* **PROBLEM REQUIREMENTS**
Repeat the listing in full, preserving every character.
++++++
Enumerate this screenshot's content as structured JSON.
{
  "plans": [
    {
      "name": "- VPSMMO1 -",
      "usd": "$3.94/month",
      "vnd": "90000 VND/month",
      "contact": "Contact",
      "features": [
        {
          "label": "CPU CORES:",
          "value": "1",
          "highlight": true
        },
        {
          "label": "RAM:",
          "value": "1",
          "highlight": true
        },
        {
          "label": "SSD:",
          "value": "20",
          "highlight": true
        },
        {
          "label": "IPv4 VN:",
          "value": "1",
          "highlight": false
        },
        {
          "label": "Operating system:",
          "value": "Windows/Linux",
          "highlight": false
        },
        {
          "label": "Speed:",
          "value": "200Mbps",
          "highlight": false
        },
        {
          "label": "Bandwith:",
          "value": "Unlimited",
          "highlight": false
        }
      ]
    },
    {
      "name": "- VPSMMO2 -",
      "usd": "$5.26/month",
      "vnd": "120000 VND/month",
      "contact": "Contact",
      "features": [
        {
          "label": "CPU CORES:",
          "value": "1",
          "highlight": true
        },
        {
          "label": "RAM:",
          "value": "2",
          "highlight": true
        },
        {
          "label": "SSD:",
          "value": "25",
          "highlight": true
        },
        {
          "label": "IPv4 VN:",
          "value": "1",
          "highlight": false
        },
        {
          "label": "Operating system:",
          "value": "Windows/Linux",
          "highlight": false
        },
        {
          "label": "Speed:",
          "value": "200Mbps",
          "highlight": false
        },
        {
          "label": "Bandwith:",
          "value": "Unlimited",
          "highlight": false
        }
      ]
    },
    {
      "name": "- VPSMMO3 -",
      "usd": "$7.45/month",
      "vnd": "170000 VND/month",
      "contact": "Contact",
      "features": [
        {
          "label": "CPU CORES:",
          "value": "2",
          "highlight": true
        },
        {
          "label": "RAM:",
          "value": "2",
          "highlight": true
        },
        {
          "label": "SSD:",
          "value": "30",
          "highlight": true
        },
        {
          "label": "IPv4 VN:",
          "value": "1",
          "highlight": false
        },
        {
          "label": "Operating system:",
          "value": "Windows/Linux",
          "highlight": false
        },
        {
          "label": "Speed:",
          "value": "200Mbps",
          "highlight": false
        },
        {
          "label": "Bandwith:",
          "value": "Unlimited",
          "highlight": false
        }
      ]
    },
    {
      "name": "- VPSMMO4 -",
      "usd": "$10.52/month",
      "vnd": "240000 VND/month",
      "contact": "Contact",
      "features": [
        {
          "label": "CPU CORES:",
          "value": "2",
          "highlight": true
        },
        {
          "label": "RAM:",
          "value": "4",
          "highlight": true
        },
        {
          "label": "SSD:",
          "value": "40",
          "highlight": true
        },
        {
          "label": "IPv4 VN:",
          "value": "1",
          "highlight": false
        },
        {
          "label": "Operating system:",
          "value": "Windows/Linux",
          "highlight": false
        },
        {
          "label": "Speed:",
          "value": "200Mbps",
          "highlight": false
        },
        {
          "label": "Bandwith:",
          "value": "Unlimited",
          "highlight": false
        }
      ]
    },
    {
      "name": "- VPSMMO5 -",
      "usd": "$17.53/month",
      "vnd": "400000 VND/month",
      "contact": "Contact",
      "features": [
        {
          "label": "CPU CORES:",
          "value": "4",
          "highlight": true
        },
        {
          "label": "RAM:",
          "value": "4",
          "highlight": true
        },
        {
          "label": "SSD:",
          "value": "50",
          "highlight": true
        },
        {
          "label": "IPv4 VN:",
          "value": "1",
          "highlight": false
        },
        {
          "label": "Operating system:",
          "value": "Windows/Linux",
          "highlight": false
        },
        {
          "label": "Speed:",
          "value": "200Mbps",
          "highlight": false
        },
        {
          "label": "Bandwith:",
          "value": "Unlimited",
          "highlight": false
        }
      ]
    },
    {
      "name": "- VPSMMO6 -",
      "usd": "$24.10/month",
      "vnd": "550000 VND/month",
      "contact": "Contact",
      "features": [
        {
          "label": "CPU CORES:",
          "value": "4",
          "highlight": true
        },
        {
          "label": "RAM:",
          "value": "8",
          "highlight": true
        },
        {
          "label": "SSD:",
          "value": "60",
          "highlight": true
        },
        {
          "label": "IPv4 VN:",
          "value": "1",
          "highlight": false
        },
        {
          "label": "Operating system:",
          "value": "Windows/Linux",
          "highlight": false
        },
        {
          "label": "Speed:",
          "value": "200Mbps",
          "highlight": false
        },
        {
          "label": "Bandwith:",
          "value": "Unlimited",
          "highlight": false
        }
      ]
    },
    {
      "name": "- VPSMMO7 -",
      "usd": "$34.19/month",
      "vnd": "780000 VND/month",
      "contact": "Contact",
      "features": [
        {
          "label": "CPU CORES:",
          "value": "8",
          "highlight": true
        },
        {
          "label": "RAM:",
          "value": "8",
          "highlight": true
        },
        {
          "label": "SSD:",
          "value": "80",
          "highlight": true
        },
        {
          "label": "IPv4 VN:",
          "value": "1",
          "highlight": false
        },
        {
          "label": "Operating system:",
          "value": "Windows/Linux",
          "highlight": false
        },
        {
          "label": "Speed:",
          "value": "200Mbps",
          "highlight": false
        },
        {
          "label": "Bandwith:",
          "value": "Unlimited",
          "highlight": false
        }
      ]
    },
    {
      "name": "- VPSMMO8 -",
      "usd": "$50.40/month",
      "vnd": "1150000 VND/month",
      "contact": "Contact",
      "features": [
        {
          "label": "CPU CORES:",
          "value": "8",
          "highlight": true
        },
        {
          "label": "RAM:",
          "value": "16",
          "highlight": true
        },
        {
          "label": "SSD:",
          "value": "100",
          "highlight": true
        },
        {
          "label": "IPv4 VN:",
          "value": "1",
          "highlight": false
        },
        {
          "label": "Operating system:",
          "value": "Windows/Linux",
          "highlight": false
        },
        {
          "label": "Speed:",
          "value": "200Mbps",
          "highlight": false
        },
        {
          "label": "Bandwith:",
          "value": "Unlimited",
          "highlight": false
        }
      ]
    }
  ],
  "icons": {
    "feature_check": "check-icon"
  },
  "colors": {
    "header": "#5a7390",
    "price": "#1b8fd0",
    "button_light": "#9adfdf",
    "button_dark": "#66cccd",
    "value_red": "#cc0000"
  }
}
++++++
* **ANSWER TO THE EXERCISE**
Enumerate this screenshot's content as structured JSON.
{
  "plans": [
    {
      "name": "- VPSMMO1 -",
      "usd": "$3.94/month",
      "vnd": "90000 VND/month",
      "contact": "Contact",
      "features": [
        {
          "label": "CPU CORES:",
          "value": "1",
          "highlight": true
        },
        {
          "label": "RAM:",
          "value": "1",
          "highlight": true
        },
        {
          "label": "SSD:",
          "value": "20",
          "highlight": true
        },
        {
          "label": "IPv4 VN:",
          "value": "1",
          "highlight": false
        },
        {
          "label": "Operating system:",
          "value": "Windows/Linux",
          "highlight": false
        },
        {
          "label": "Speed:",
          "value": "200Mbps",
          "highlight": false
        },
        {
          "label": "Bandwith:",
          "value": "Unlimited",
          "highlight": false
        }
      ]
    },
    {
      "name": "- VPSMMO2 -",
      "usd": "$5.26/month",
      "vnd": "120000 VND/month",
      "contact": "Contact",
      "features": [
        {
          "label": "CPU CORES:",
          "value": "1",
          "highlight": true
        },
        {
          "label": "RAM:",
          "value": "2",
          "highlight": true
        },
        {
          "label": "SSD:",
          "value": "25",
          "highlight": true
        },
        {
          "label": "IPv4 VN:",
          "value": "1",
          "highlight": false
        },
        {
          "label": "Operating system:",
          "value": "Windows/Linux",
          "highlight": false
        },
        {
          "label": "Speed:",
          "value": "200Mbps",
          "highlight": false
        },
        {
          "label": "Bandwith:",
          "value": "Unlimited",
          "highlight": false
        }
      ]
    },
    {
      "name": "- VPSMMO3 -",
      "usd": "$7.45/month",
      "vnd": "170000 VND/month",
      "contact": "Contact",
      "features": [
        {
          "label": "CPU CORES:",
          "value": "2",
          "highlight": true
        },
        {
          "label": "RAM:",
          "value": "2",
          "highlight": true
        },
        {
          "label": "SSD:",
          "value": "30",
          "highlight": true
        },
        {
          "label": "IPv4 VN:",
          "value": "1",
          "highlight": false
        },
        {
          "label": "Operating system:",
          "value": "Windows/Linux",
          "highlight": false
        },
        {
          "label": "Speed:",
          "value": "200Mbps",
          "highlight": false
        },
        {
          "label": "Bandwith:",
          "value": "Unlimited",
          "highlight": false
        }
      ]
    },
    {
      "name": "- VPSMMO4 -",
      "usd": "$10.52/month",
      "vnd": "240000 VND/month",
      "contact": "Contact",
      "features": [
        {
          "label": "CPU CORES:",
          "value": "2",
          "highlight": true
        },
        {
          "label": "RAM:",
          "value": "4",
          "highlight": true
        },
        {
          "label": "SSD:",
          "value": "40",
          "highlight": true
        },
        {
          "label": "IPv4 VN:",
          "value": "1",
          "highlight": false
        },
        {
          "label": "Operating system:",
          "value": "Windows/Linux",
          "highlight": false
        },
        {
          "label": "Speed:",
          "value": "200Mbps",
          "highlight": false
        },
        {
          "label": "Bandwith:",
          "value": "Unlimited",
          "highlight": false
        }
      ]
    },
    {
      "name": "- VPSMMO5 -",
      "usd": "$17.53/month",
      "vnd": "400000 VND/month",
      "contact": "Contact",
      "features": [
        {
          "label": "CPU CORES:",
          "value": "4",
          "highlight": true
        },
        {
          "label": "RAM:",
          "value": "4",
          "highlight": true
        },
        {
          "label": "SSD:",
          "value": "50",
          "highlight": true
        },
        {
          "label": "IPv4 VN:",
          "value": "1",
          "highlight": false
        },
        {
          "label": "Operating system:",
          "value": "Windows/Linux",
          "highlight": false
        },
        {
          "label": "Speed:",
          "value": "200Mbps",
          "highlight": false
        },
        {
          "label": "Bandwith:",
          "value": "Unlimited",
          "highlight": false
        }
      ]
    },
    {
      "name": "- VPSMMO6 -",
      "usd": "$24.10/month",
      "vnd": "550000 VND/month",
      "contact": "Contact",
      "features": [
        {
          "label": "CPU CORES:",
          "value": "4",
          "highlight": true
        },
        {
          "label": "RAM:",
          "value": "8",
          "highlight": true
        },
        {
          "label": "SSD:",
          "value": "60",
          "highlight": true
        },
        {
          "label": "IPv4 VN:",
          "value": "1",
          "highlight": false
        },
        {
          "label": "Operating system:",
          "value": "Windows/Linux",
          "highlight": false
        },
        {
          "label": "Speed:",
          "value": "200Mbps",
          "highlight": false
        },
        {
          "label": "Bandwith:",
          "value": "Unlimited",
          "highlight": false
        }
      ]
    },
    {
      "name": "- VPSMMO7 -",
      "usd": "$34.19/month",
      "vnd": "780000 VND/month",
      "contact": "Contact",
      "features": [
        {
          "label": "CPU CORES:",
          "value": "8",
          "highlight": true
        },
        {
          "label": "RAM:",
          "value": "8",
          "highlight": true
        },
        {
          "label": "SSD:",
          "value": "80",
          "highlight": true
        },
        {
          "label": "IPv4 VN:",
          "value": "1",
          "highlight": false
        },
        {
          "label": "Operating system:",
          "value": "Windows/Linux",
          "highlight": false
        },
        {
          "label": "Speed:",
          "value": "200Mbps",
          "highlight": false
        },
        {
          "label": "Bandwith:",
          "value": "Unlimited",
          "highlight": false
        }
      ]
    },
    {
      "name": "- VPSMMO8 -",
      "usd": "$50.40/month",
      "vnd": "1150000 VND/month",
      "contact": "Contact",
      "features": [
        {
          "label": "CPU CORES:",
          "value": "8",
          "highlight": true
        },
        {
          "label": "RAM:",
          "value": "16",
          "highlight": true
        },
        {
          "label": "SSD:",
          "value": "100",
          "highlight": true
        },
        {
          "label": "IPv4 VN:",
          "value": "1",
          "highlight": false
        },
        {
          "label": "Operating system:",
          "value": "Windows/Linux",
          "highlight": false
        },
        {
          "label": "Speed:",
          "value": "200Mbps",
          "highlight": false
        },
        {
          "label": "Bandwith:",
          "value": "Unlimited",
          "highlight": false
        }
      ]
    }
  ],
  "icons": {
    "feature_check": "check-icon"
  },
  "colors": {
    "header": "#5a7390",
    "price": "#1b8fd0",
    "button_light": "#9adfdf",
    "button_dark": "#66cccd",
    "value_red": "#cc0000"
  }
}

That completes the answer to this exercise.